▼
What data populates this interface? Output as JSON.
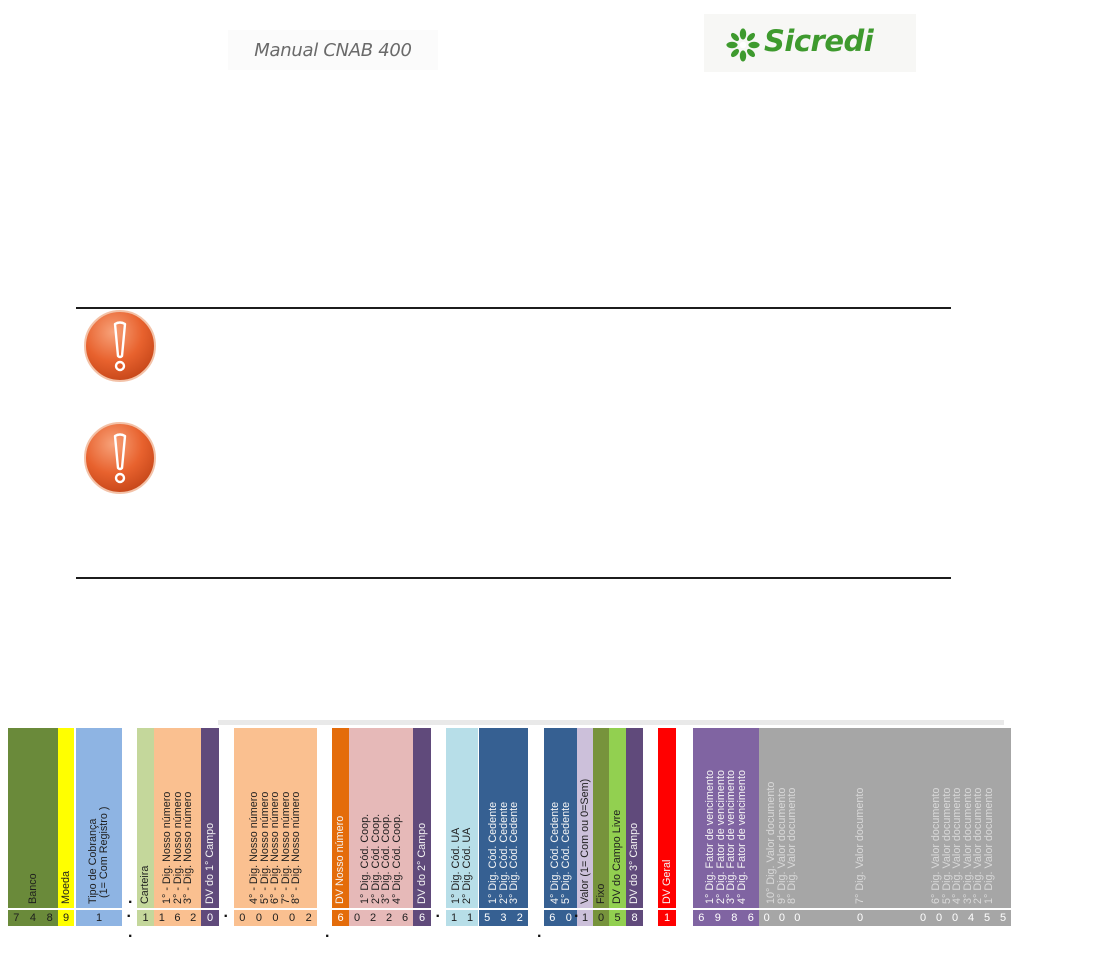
{
  "header": {
    "title": "Manual CNAB 400",
    "brand": "Sicredi",
    "brand_color": "#3e9a2e",
    "logo_icon": "sicredi-flower-icon"
  },
  "notes": {
    "icons": [
      "warning-icon",
      "warning-icon"
    ],
    "accent_color": "#e8622e"
  },
  "barcode_diagram": {
    "fields": [
      {
        "label": "Banco",
        "digits": [
          "7",
          "4",
          "8"
        ],
        "color": "#6a8a3a"
      },
      {
        "label": "Moeda",
        "digits": [
          "9"
        ],
        "color": "#ffff00"
      },
      {
        "label": "Tipo de Cobrança\n  (1= Com Registro )",
        "digits": [
          "1"
        ],
        "color": "#8eb4e3"
      },
      {
        "label": "Carteira",
        "digits": [
          "1"
        ],
        "color": "#c4d79b"
      },
      {
        "label": "1° - Dig. Nosso número\n2° - Dig. Nosso número\n3° - Dig. Nosso número",
        "digits": [
          "1",
          "6",
          "2"
        ],
        "color": "#fac090"
      },
      {
        "label": "DV do 1° Campo",
        "digits": [
          "0"
        ],
        "color": "#604a7b"
      },
      {
        "label": "4° - Dig. Nosso número\n5° - Dig. Nosso número\n6° - Dig. Nosso número\n7° - Dig. Nosso número\n8° - Dig. Nosso número",
        "digits": [
          "0",
          "0",
          "0",
          "0",
          "2"
        ],
        "color": "#fac090"
      },
      {
        "label": "DV Nosso número",
        "digits": [
          "6"
        ],
        "color": "#e46c0a"
      },
      {
        "label": "1° Dig. Cód. Coop.\n2° Dig. Cód. Coop.\n3° Dig. Cód. Coop.\n4° Dig. Cód. Coop.",
        "digits": [
          "0",
          "2",
          "2",
          "6"
        ],
        "color": "#e6b9b8"
      },
      {
        "label": "DV do 2° Campo",
        "digits": [
          "6"
        ],
        "color": "#604a7b"
      },
      {
        "label": "1° Dig. Cód. UA\n2° Dig. Cód. UA",
        "digits": [
          "1",
          "1"
        ],
        "color": "#b7dee8"
      },
      {
        "label": "1° Dig. Cód. Cedente\n2° Dig. Cód. Cedente\n3° Dig. Cód. Cedente",
        "digits": [
          "5",
          "3",
          "2"
        ],
        "color": "#366092"
      },
      {
        "label": "4° Dig. Cód. Cedente\n5° Dig. Cód. Cedente",
        "digits": [
          "6",
          "0"
        ],
        "color": "#366092"
      },
      {
        "label": "Valor (1= Com ou 0=Sem)",
        "digits": [
          "1"
        ],
        "color": "#ccc0da"
      },
      {
        "label": "Fixo",
        "digits": [
          "0"
        ],
        "color": "#77933c"
      },
      {
        "label": "DV do Campo Livre",
        "digits": [
          "5"
        ],
        "color": "#92d050"
      },
      {
        "label": "DV do 3° Campo",
        "digits": [
          "8"
        ],
        "color": "#604a7b"
      },
      {
        "label": "DV Geral",
        "digits": [
          "1"
        ],
        "color": "#ff0000"
      },
      {
        "label": "1° Dig. Fator de vencimento\n2° Dig. Fator de vencimento\n3° Dig. Fator de vencimento\n4° Dig. Fator de vencimento",
        "digits": [
          "6",
          "9",
          "8",
          "6"
        ],
        "color": "#8064a2"
      },
      {
        "label": "10° Dig. Valor documento\n9° Dig. Valor documento\n8° Dig. Valor documento",
        "digits": [
          "0",
          "0",
          "0"
        ],
        "color": "#a6a6a6"
      },
      {
        "label": "7° Dig. Valor documento",
        "digits": [
          "0"
        ],
        "color": "#a6a6a6"
      },
      {
        "label": "6° Dig. Valor documento\n5° Dig. Valor documento\n4° Dig. Valor documento\n3° Dig. Valor documento\n2° Dig. Valor documento\n1° Dig. Valor documento",
        "digits": [
          "0",
          "0",
          "0",
          "4",
          "5",
          "5"
        ],
        "color": "#a6a6a6"
      }
    ],
    "separator": "."
  }
}
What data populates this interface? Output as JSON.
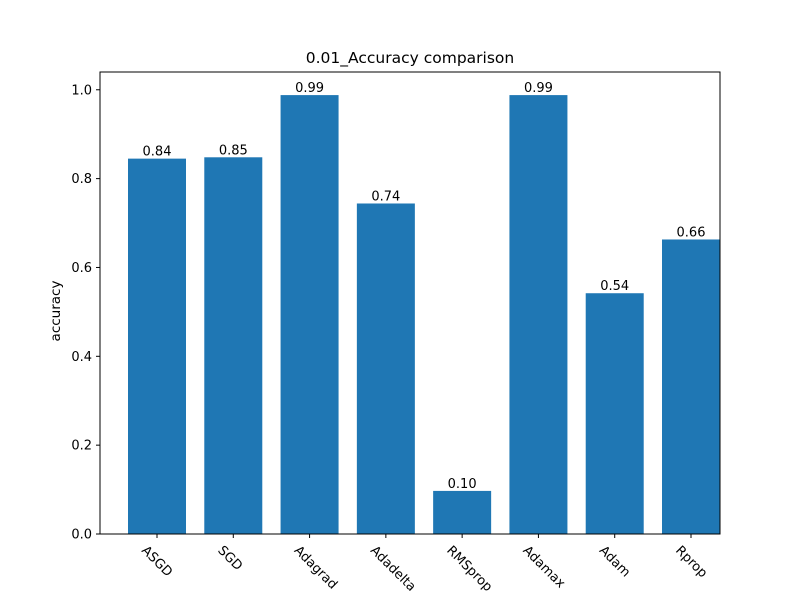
▲
## What you will do
Report each line of the material above where the word "Nosso" appears.

## Solution for this problem
        "label": "1° - Dig. Nosso número\n2° - Dig. Nosso número\n3° - Dig. Nosso número",
        "label": "4° - Dig. Nosso número\n5° - Dig. Nosso número\n6° - Dig. Nosso número\n7° - Dig. Nosso número\n8° - Dig. Nosso número",
        "label": "DV Nosso número",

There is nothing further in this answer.